■ **Task goal**: Pictures do not belong in the copy; quote every entry below exactly.

■ **Stored records**:
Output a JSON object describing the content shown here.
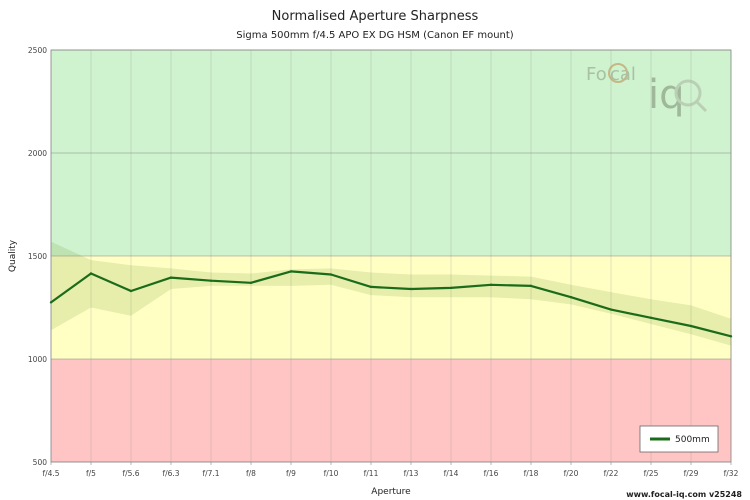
{
  "chart_data": {
    "type": "line",
    "title": "Normalised Aperture Sharpness",
    "subtitle": "Sigma 500mm f/4.5 APO EX DG HSM (Canon EF mount)",
    "xlabel": "Aperture",
    "ylabel": "Quality",
    "categories": [
      "f/4.5",
      "f/5",
      "f/5.6",
      "f/6.3",
      "f/7.1",
      "f/8",
      "f/9",
      "f/10",
      "f/11",
      "f/13",
      "f/14",
      "f/16",
      "f/18",
      "f/20",
      "f/22",
      "f/25",
      "f/29",
      "f/32"
    ],
    "ylim": [
      500,
      2500
    ],
    "yticks": [
      "500",
      "1000",
      "1500",
      "2000",
      "2500"
    ],
    "bands": [
      {
        "from": 500,
        "to": 1000,
        "color": "#ffc4c4"
      },
      {
        "from": 1000,
        "to": 1500,
        "color": "#ffffc4"
      },
      {
        "from": 1500,
        "to": 2500,
        "color": "#cff2cf"
      }
    ],
    "series": [
      {
        "name": "500mm",
        "color": "#1a6b1a",
        "values": [
          1275,
          1415,
          1330,
          1395,
          1380,
          1370,
          1425,
          1410,
          1350,
          1340,
          1345,
          1360,
          1355,
          1300,
          1240,
          1200,
          1160,
          1110
        ],
        "range_upper": [
          1570,
          1480,
          1455,
          1440,
          1420,
          1415,
          1435,
          1440,
          1420,
          1410,
          1410,
          1405,
          1400,
          1360,
          1325,
          1290,
          1260,
          1195
        ],
        "range_lower": [
          1140,
          1250,
          1210,
          1340,
          1355,
          1355,
          1355,
          1360,
          1310,
          1300,
          1300,
          1300,
          1290,
          1265,
          1220,
          1170,
          1120,
          1065
        ]
      }
    ],
    "legend": {
      "position": "bottom-right",
      "label": "500mm"
    },
    "grid": true,
    "watermark": {
      "text_left": "Fo",
      "text_mid": "cal",
      "text_big": "iq"
    },
    "footer": "www.focal-iq.com  v25248"
  }
}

■ **Result of the task**:
Output a JSON object describing the content shown here.
{
  "chart_data": {
    "type": "line",
    "title": "Normalised Aperture Sharpness",
    "subtitle": "Sigma 500mm f/4.5 APO EX DG HSM (Canon EF mount)",
    "xlabel": "Aperture",
    "ylabel": "Quality",
    "categories": [
      "f/4.5",
      "f/5",
      "f/5.6",
      "f/6.3",
      "f/7.1",
      "f/8",
      "f/9",
      "f/10",
      "f/11",
      "f/13",
      "f/14",
      "f/16",
      "f/18",
      "f/20",
      "f/22",
      "f/25",
      "f/29",
      "f/32"
    ],
    "ylim": [
      500,
      2500
    ],
    "yticks": [
      "500",
      "1000",
      "1500",
      "2000",
      "2500"
    ],
    "bands": [
      {
        "from": 500,
        "to": 1000,
        "color": "#ffc4c4"
      },
      {
        "from": 1000,
        "to": 1500,
        "color": "#ffffc4"
      },
      {
        "from": 1500,
        "to": 2500,
        "color": "#cff2cf"
      }
    ],
    "series": [
      {
        "name": "500mm",
        "color": "#1a6b1a",
        "values": [
          1275,
          1415,
          1330,
          1395,
          1380,
          1370,
          1425,
          1410,
          1350,
          1340,
          1345,
          1360,
          1355,
          1300,
          1240,
          1200,
          1160,
          1110
        ],
        "range_upper": [
          1570,
          1480,
          1455,
          1440,
          1420,
          1415,
          1435,
          1440,
          1420,
          1410,
          1410,
          1405,
          1400,
          1360,
          1325,
          1290,
          1260,
          1195
        ],
        "range_lower": [
          1140,
          1250,
          1210,
          1340,
          1355,
          1355,
          1355,
          1360,
          1310,
          1300,
          1300,
          1300,
          1290,
          1265,
          1220,
          1170,
          1120,
          1065
        ]
      }
    ],
    "legend": {
      "position": "bottom-right",
      "label": "500mm"
    },
    "grid": true,
    "watermark": {
      "text_left": "Fo",
      "text_mid": "cal",
      "text_big": "iq"
    },
    "footer": "www.focal-iq.com  v25248"
  }
}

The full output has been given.